(Recorded data)
◆ ◆ ◆ ◆ ◆ ◆ ◆
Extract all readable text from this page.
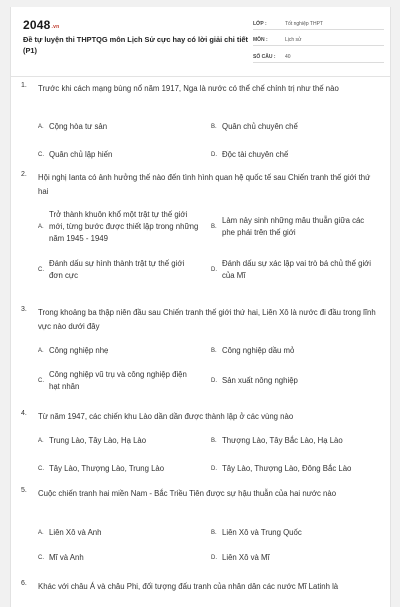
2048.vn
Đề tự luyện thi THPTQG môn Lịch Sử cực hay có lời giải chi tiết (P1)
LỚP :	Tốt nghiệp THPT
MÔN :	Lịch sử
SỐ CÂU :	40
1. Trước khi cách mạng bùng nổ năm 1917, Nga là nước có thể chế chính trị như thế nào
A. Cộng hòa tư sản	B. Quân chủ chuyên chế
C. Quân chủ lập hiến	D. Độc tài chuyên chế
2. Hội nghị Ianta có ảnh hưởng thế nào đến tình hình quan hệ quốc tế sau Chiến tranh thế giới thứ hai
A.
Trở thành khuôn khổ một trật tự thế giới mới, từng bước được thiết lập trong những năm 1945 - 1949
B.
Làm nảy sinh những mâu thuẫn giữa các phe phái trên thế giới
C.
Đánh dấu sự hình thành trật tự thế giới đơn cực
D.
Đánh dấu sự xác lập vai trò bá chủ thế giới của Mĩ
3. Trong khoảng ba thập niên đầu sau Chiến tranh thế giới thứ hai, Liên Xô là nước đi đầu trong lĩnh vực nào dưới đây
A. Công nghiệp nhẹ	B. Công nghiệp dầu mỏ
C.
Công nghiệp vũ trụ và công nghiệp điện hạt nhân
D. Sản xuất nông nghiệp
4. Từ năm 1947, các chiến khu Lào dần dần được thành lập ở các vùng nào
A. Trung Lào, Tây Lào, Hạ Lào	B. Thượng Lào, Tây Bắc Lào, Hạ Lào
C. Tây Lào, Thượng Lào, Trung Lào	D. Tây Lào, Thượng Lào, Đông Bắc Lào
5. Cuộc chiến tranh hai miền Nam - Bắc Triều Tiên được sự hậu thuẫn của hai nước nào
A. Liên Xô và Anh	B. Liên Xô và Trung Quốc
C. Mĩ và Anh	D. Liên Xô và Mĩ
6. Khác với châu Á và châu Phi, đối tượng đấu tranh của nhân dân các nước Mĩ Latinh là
◆ ◆ ◆ ◆ ◆ ◆ ◆
Copy each line of the records containing the string "giới".

2. Hội nghị Ianta có ảnh hưởng thế nào đến tình hình quan hệ quốc tế sau Chiến tranh thế giới thứ hai
Trở thành khuôn khổ một trật tự thế giới mới, từng bước được thiết lập trong những năm 1945 - 1949
Làm nảy sinh những mâu thuẫn giữa các phe phái trên thế giới
Đánh dấu sự hình thành trật tự thế giới đơn cực
Đánh dấu sự xác lập vai trò bá chủ thế giới của Mĩ
3. Trong khoảng ba thập niên đầu sau Chiến tranh thế giới thứ hai, Liên Xô là nước đi đầu trong lĩnh vực nào dưới đây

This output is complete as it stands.